→ Your instructions
Copy out lines with the word "odds" from the material that follows.

→ Saved entries

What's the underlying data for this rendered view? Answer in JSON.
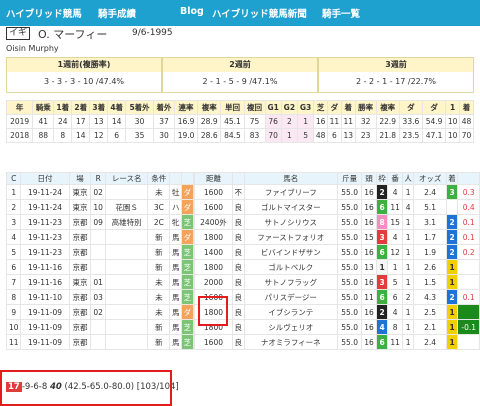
{
  "nav": {
    "site": "ハイブリッド競馬",
    "section": "騎手成績",
    "links": [
      "Blog",
      "ハイブリッド競馬新聞",
      "騎手一覧"
    ]
  },
  "jockey": {
    "badge": "イギ",
    "name": "O. マーフィー",
    "date": "9/6-1995",
    "english": "Oisin Murphy"
  },
  "periods": [
    {
      "label": "1週前(複勝率)",
      "value": "3 - 3 - 3 - 10 /47.4%"
    },
    {
      "label": "2週前",
      "value": "2 - 1 - 5 - 9 /47.1%"
    },
    {
      "label": "3週前",
      "value": "2 - 2 - 1 - 17 /22.7%"
    }
  ],
  "stats": {
    "headers": [
      "年",
      "騎乗",
      "1着",
      "2着",
      "3着",
      "4着",
      "5着外",
      "着外",
      "連率",
      "複率",
      "単回",
      "複回",
      "G1",
      "G2",
      "G3",
      "芝",
      "ダ",
      "着",
      "勝率",
      "複率",
      "ダ",
      "ダ",
      "1",
      "着"
    ],
    "rows": [
      [
        "2019",
        "41",
        "24",
        "17",
        "13",
        "14",
        "30",
        "37",
        "16.9",
        "28.9",
        "45.1",
        "75",
        "76",
        "2",
        "1",
        "16",
        "11",
        "11",
        "32",
        "22.9",
        "33.6",
        "54.9",
        "10",
        "48"
      ],
      [
        "2018",
        "88",
        "8",
        "14",
        "12",
        "6",
        "35",
        "30",
        "19.0",
        "28.6",
        "84.5",
        "83",
        "70",
        "1",
        "5",
        "48",
        "6",
        "13",
        "23",
        "21.8",
        "23.5",
        "47.1",
        "10",
        "70"
      ]
    ]
  },
  "races": {
    "headers": [
      "C",
      "日付",
      "場",
      "R",
      "レース名",
      "条件",
      "",
      "",
      "",
      "距離",
      "",
      "馬名",
      "斤量",
      "頭",
      "枠",
      "番",
      "人",
      "オッズ",
      "着",
      ""
    ],
    "rows": [
      {
        "c": "1",
        "d": "8",
        "date": "19-11-24",
        "place": "東京",
        "r": "02",
        "race": "",
        "cond": "未",
        "sex": "牡",
        "surf": "ダ",
        "surfType": "d",
        "dist": "1600",
        "track": "不",
        "horse": "ファイブリーフ",
        "weight": "55.0",
        "heads": "16",
        "frame": "2",
        "num": "4",
        "pop": "1",
        "odds": "2.4",
        "rank": "3",
        "margin": "0.3",
        "rankClass": "rk3",
        "mClass": "neg"
      },
      {
        "c": "2",
        "d": "17",
        "date": "19-11-24",
        "place": "東京",
        "r": "10",
        "race": "花園Ｓ",
        "cond": "3C",
        "sex": "ハ",
        "surf": "ダ",
        "surfType": "d",
        "dist": "1600",
        "track": "良",
        "horse": "ゴルトマイスター",
        "weight": "55.0",
        "heads": "16",
        "frame": "6",
        "num": "11",
        "pop": "4",
        "odds": "5.1",
        "rank": "4",
        "margin": "0.4",
        "rankClass": "",
        "mClass": "neg"
      },
      {
        "c": "3",
        "d": "2",
        "date": "19-11-23",
        "place": "京都",
        "r": "09",
        "race": "高雄特別",
        "cond": "2C",
        "sex": "牝",
        "surf": "芝",
        "surfType": "t",
        "dist": "2400外",
        "track": "良",
        "horse": "サトノシリウス",
        "weight": "55.0",
        "heads": "16",
        "frame": "8",
        "num": "15",
        "pop": "1",
        "odds": "3.1",
        "rank": "2",
        "margin": "0.1",
        "rankClass": "rk2",
        "mClass": "neg"
      },
      {
        "c": "4",
        "d": "18",
        "date": "19-11-23",
        "place": "京都",
        "r": "",
        "race": "",
        "cond": "新",
        "sex": "馬",
        "surf": "ダ",
        "surfType": "d",
        "dist": "1800",
        "track": "良",
        "horse": "ファーストフォリオ",
        "weight": "55.0",
        "heads": "15",
        "frame": "3",
        "num": "4",
        "pop": "1",
        "odds": "1.7",
        "rank": "2",
        "margin": "0.1",
        "rankClass": "rk2",
        "mClass": "neg"
      },
      {
        "c": "5",
        "d": "",
        "date": "19-11-23",
        "place": "京都",
        "r": "",
        "race": "",
        "cond": "新",
        "sex": "馬",
        "surf": "芝",
        "surfType": "t",
        "dist": "1400",
        "track": "良",
        "horse": "ビバインドザサン",
        "weight": "55.0",
        "heads": "16",
        "frame": "6",
        "num": "12",
        "pop": "1",
        "odds": "1.9",
        "rank": "2",
        "margin": "0.2",
        "rankClass": "rk2",
        "mClass": "neg"
      },
      {
        "c": "6",
        "d": "",
        "date": "19-11-16",
        "place": "京都",
        "r": "",
        "race": "",
        "cond": "新",
        "sex": "馬",
        "surf": "芝",
        "surfType": "t",
        "dist": "1800",
        "track": "良",
        "horse": "ゴルトベルク",
        "weight": "55.0",
        "heads": "13",
        "frame": "1",
        "num": "1",
        "pop": "1",
        "odds": "2.6",
        "rank": "1",
        "margin": "",
        "rankClass": "rk1",
        "mClass": ""
      },
      {
        "c": "7",
        "d": "35",
        "date": "19-11-16",
        "place": "東京",
        "r": "01",
        "race": "",
        "cond": "未",
        "sex": "馬",
        "surf": "芝",
        "surfType": "t",
        "dist": "2000",
        "track": "良",
        "horse": "サトノフラッグ",
        "weight": "55.0",
        "heads": "16",
        "frame": "3",
        "num": "5",
        "pop": "1",
        "odds": "1.5",
        "rank": "1",
        "margin": "",
        "rankClass": "rk1",
        "mClass": ""
      },
      {
        "c": "8",
        "d": "46",
        "date": "19-11-10",
        "place": "京都",
        "r": "03",
        "race": "",
        "cond": "未",
        "sex": "馬",
        "surf": "芝",
        "surfType": "t",
        "dist": "1600",
        "track": "良",
        "horse": "パリスデージー",
        "weight": "55.0",
        "heads": "11",
        "frame": "6",
        "num": "6",
        "pop": "2",
        "odds": "4.3",
        "rank": "2",
        "margin": "0.1",
        "rankClass": "rk2",
        "mClass": "neg"
      },
      {
        "c": "9",
        "d": "11",
        "date": "19-11-09",
        "place": "京都",
        "r": "02",
        "race": "",
        "cond": "未",
        "sex": "馬",
        "surf": "ダ",
        "surfType": "d",
        "dist": "1800",
        "track": "良",
        "horse": "イブシランテ",
        "weight": "55.0",
        "heads": "16",
        "frame": "2",
        "num": "4",
        "pop": "1",
        "odds": "2.5",
        "rank": "1",
        "margin": "",
        "rankClass": "rk1",
        "mClass": "pos"
      },
      {
        "c": "10",
        "d": "1",
        "date": "19-11-09",
        "place": "京都",
        "r": "",
        "race": "",
        "cond": "新",
        "sex": "馬",
        "surf": "芝",
        "surfType": "t",
        "dist": "1800",
        "track": "良",
        "horse": "シルヴェリオ",
        "weight": "55.0",
        "heads": "16",
        "frame": "4",
        "num": "8",
        "pop": "1",
        "odds": "2.1",
        "rank": "1",
        "margin": "-0.1",
        "rankClass": "rk1",
        "mClass": "pos"
      },
      {
        "c": "11",
        "d": "18",
        "date": "19-11-09",
        "place": "京都",
        "r": "",
        "race": "",
        "cond": "新",
        "sex": "馬",
        "surf": "芝",
        "surfType": "t",
        "dist": "1600",
        "track": "良",
        "horse": "ナオミラフィーネ",
        "weight": "55.0",
        "heads": "16",
        "frame": "6",
        "num": "11",
        "pop": "1",
        "odds": "2.4",
        "rank": "1",
        "margin": "",
        "rankClass": "rk1",
        "mClass": ""
      }
    ]
  },
  "footer": {
    "rank": "17",
    "text": "-9-6-8",
    "bold": "40",
    "detail": "(42.5-65.0-80.0) [103/104]"
  }
}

→ Response to the task
        "odds": "2.4",
        "odds": "5.1",
        "odds": "3.1",
        "odds": "1.7",
        "odds": "1.9",
        "odds": "2.6",
        "odds": "1.5",
        "odds": "4.3",
        "odds": "2.5",
        "odds": "2.1",
        "odds": "2.4",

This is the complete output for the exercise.